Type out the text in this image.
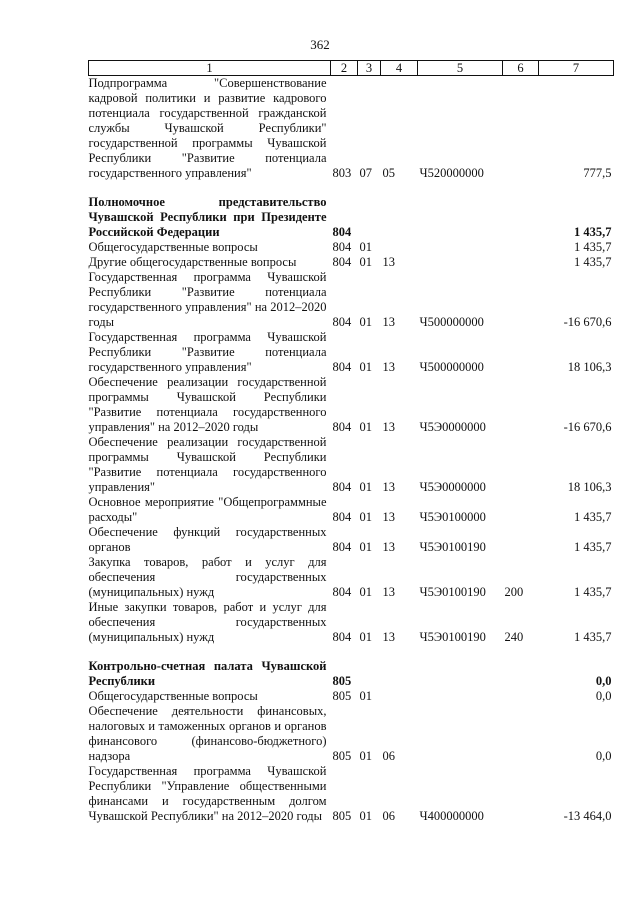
362
1	2	3	4	5	6	7
Подпрограмма "Совершенствование кадровой политики и развитие кадрового потенциала государственной гражданской службы Чувашской Республики" государственной программы Чувашской Республики "Развитие потенциала государственного управления"	803	07	05	Ч520000000		777,5

Полномочное представительство Чувашской Республики при Президенте Российской Федерации	804					1 435,7
Общегосударственные вопросы	804	01				1 435,7
Другие общегосударственные вопросы	804	01	13			1 435,7
Государственная программа Чувашской Республики "Развитие потенциала государственного управления" на 2012–2020 годы	804	01	13	Ч500000000		-16 670,6
Государственная программа Чувашской Республики "Развитие потенциала государственного управления"	804	01	13	Ч500000000		18 106,3
Обеспечение реализации государственной программы Чувашской Республики "Развитие потенциала государственного управления" на 2012–2020 годы	804	01	13	Ч5Э0000000		-16 670,6
Обеспечение реализации государственной программы Чувашской Республики "Развитие потенциала государственного управления"	804	01	13	Ч5Э0000000		18 106,3
Основное мероприятие "Общепрограммные расходы"	804	01	13	Ч5Э0100000		1 435,7
Обеспечение функций государственных органов	804	01	13	Ч5Э0100190		1 435,7
Закупка товаров, работ и услуг для обеспечения государственных (муниципальных) нужд	804	01	13	Ч5Э0100190	200	1 435,7
Иные закупки товаров, работ и услуг для обеспечения государственных (муниципальных) нужд	804	01	13	Ч5Э0100190	240	1 435,7

Контрольно-счетная палата Чувашской Республики	805					0,0
Общегосударственные вопросы	805	01				0,0
Обеспечение деятельности финансовых, налоговых и таможенных органов и органов финансового (финансово-бюджетного) надзора	805	01	06			0,0
Государственная программа Чувашской Республики "Управление общественными финансами и государственным долгом Чувашской Республики" на 2012–2020 годы	805	01	06	Ч400000000		-13 464,0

-=-=-=-=-

Repeat every record precisely. Any picture among them stays out of the copy.

Type out the text in this image.
362
1	2	3	4	5	6	7
Подпрограмма "Совершенствование кадровой политики и развитие кадрового потенциала государственной гражданской службы Чувашской Республики" государственной программы Чувашской Республики "Развитие потенциала государственного управления"	803	07	05	Ч520000000		777,5

Полномочное представительство Чувашской Республики при Президенте Российской Федерации	804					1 435,7
Общегосударственные вопросы	804	01				1 435,7
Другие общегосударственные вопросы	804	01	13			1 435,7
Государственная программа Чувашской Республики "Развитие потенциала государственного управления" на 2012–2020 годы	804	01	13	Ч500000000		-16 670,6
Государственная программа Чувашской Республики "Развитие потенциала государственного управления"	804	01	13	Ч500000000		18 106,3
Обеспечение реализации государственной программы Чувашской Республики "Развитие потенциала государственного управления" на 2012–2020 годы	804	01	13	Ч5Э0000000		-16 670,6
Обеспечение реализации государственной программы Чувашской Республики "Развитие потенциала государственного управления"	804	01	13	Ч5Э0000000		18 106,3
Основное мероприятие "Общепрограммные расходы"	804	01	13	Ч5Э0100000		1 435,7
Обеспечение функций государственных органов	804	01	13	Ч5Э0100190		1 435,7
Закупка товаров, работ и услуг для обеспечения государственных (муниципальных) нужд	804	01	13	Ч5Э0100190	200	1 435,7
Иные закупки товаров, работ и услуг для обеспечения государственных (муниципальных) нужд	804	01	13	Ч5Э0100190	240	1 435,7

Контрольно-счетная палата Чувашской Республики	805					0,0
Общегосударственные вопросы	805	01				0,0
Обеспечение деятельности финансовых, налоговых и таможенных органов и органов финансового (финансово-бюджетного) надзора	805	01	06			0,0
Государственная программа Чувашской Республики "Управление общественными финансами и государственным долгом Чувашской Республики" на 2012–2020 годы	805	01	06	Ч400000000		-13 464,0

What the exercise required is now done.